## Data entries:
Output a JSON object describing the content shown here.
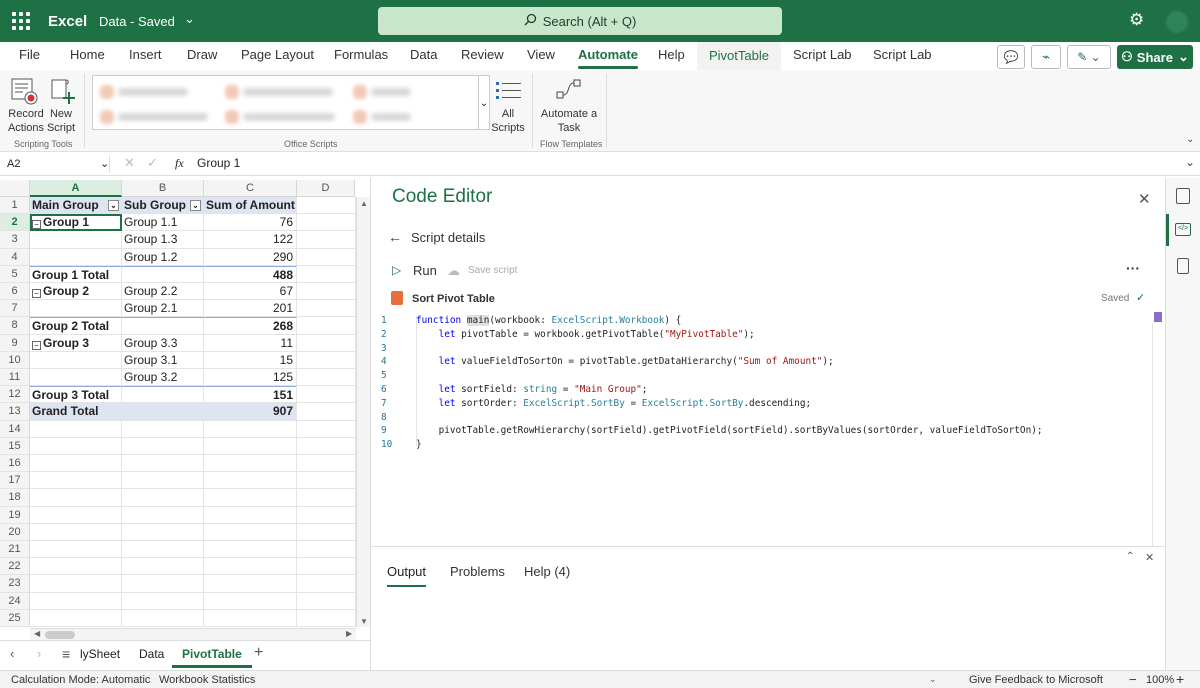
{
  "titlebar": {
    "app": "Excel",
    "doc": "Data - Saved",
    "search_placeholder": "Search (Alt + Q)"
  },
  "tabs": [
    "File",
    "Home",
    "Insert",
    "Draw",
    "Page Layout",
    "Formulas",
    "Data",
    "Review",
    "View",
    "Automate",
    "Help",
    "PivotTable",
    "Script Lab",
    "Script Lab"
  ],
  "share_label": "Share",
  "ribbon": {
    "record": [
      "Record",
      "Actions"
    ],
    "new_script": [
      "New",
      "Script"
    ],
    "scripting_tools": "Scripting Tools",
    "office_scripts": "Office Scripts",
    "all_scripts": [
      "All",
      "Scripts"
    ],
    "automate_task": [
      "Automate a",
      "Task"
    ],
    "flow_templates": "Flow Templates"
  },
  "formula": {
    "namebox": "A2",
    "fx": "fx",
    "value": "Group 1"
  },
  "sheet": {
    "columns": [
      "A",
      "B",
      "C",
      "D"
    ],
    "rows": [
      "1",
      "2",
      "3",
      "4",
      "5",
      "6",
      "7",
      "8",
      "9",
      "10",
      "11",
      "12",
      "13",
      "14",
      "15",
      "16",
      "17",
      "18",
      "19",
      "20",
      "21",
      "22",
      "23",
      "24",
      "25"
    ],
    "headers": [
      "Main Group",
      "Sub Group",
      "Sum of Amount"
    ],
    "data": [
      [
        "Group 1",
        "Group 1.1",
        "76"
      ],
      [
        "",
        "Group 1.3",
        "122"
      ],
      [
        "",
        "Group 1.2",
        "290"
      ],
      [
        "Group 1 Total",
        "",
        "488"
      ],
      [
        "Group 2",
        "Group 2.2",
        "67"
      ],
      [
        "",
        "Group 2.1",
        "201"
      ],
      [
        "Group 2 Total",
        "",
        "268"
      ],
      [
        "Group 3",
        "Group 3.3",
        "11"
      ],
      [
        "",
        "Group 3.1",
        "15"
      ],
      [
        "",
        "Group 3.2",
        "125"
      ],
      [
        "Group 3 Total",
        "",
        "151"
      ],
      [
        "Grand Total",
        "",
        "907"
      ]
    ]
  },
  "sheettabs": [
    "lySheet",
    "Data",
    "PivotTable"
  ],
  "editor": {
    "title": "Code Editor",
    "back": "Script details",
    "run": "Run",
    "save": "Save script",
    "script_name": "Sort Pivot Table",
    "saved": "Saved",
    "line_numbers": [
      "1",
      "2",
      "3",
      "4",
      "5",
      "6",
      "7",
      "8",
      "9",
      "10"
    ],
    "bottom_tabs": [
      "Output",
      "Problems",
      "Help (4)"
    ]
  },
  "status": {
    "calc": "Calculation Mode: Automatic",
    "stats": "Workbook Statistics",
    "feedback": "Give Feedback to Microsoft",
    "zoom": "100%"
  },
  "colors": {
    "brand": "#1e7145",
    "pivot_header": "#dde4f2"
  }
}
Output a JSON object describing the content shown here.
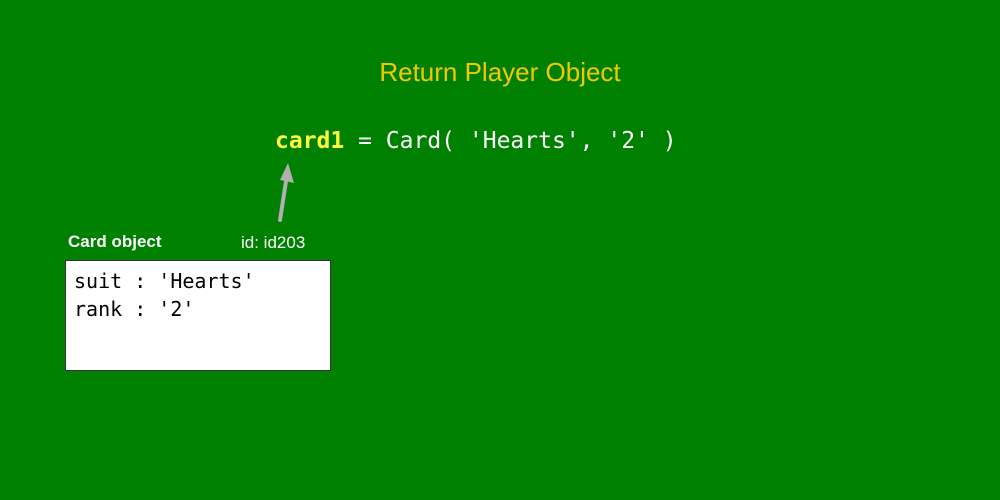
{
  "title": "Return Player Object",
  "code": {
    "variable": "card1",
    "expression": " = Card( 'Hearts', '2' )"
  },
  "object": {
    "label": "Card object",
    "id_text": "id: id203",
    "fields": [
      "suit : 'Hearts'",
      "rank : '2'"
    ]
  },
  "colors": {
    "background": "#008000",
    "title": "#f2c800",
    "variable": "#ffff3a",
    "arrow": "#b0b0b0"
  }
}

## Set task:
Your reply is one number: how many lines of the records above contain the word "Hearts".

## Answer to this task:
2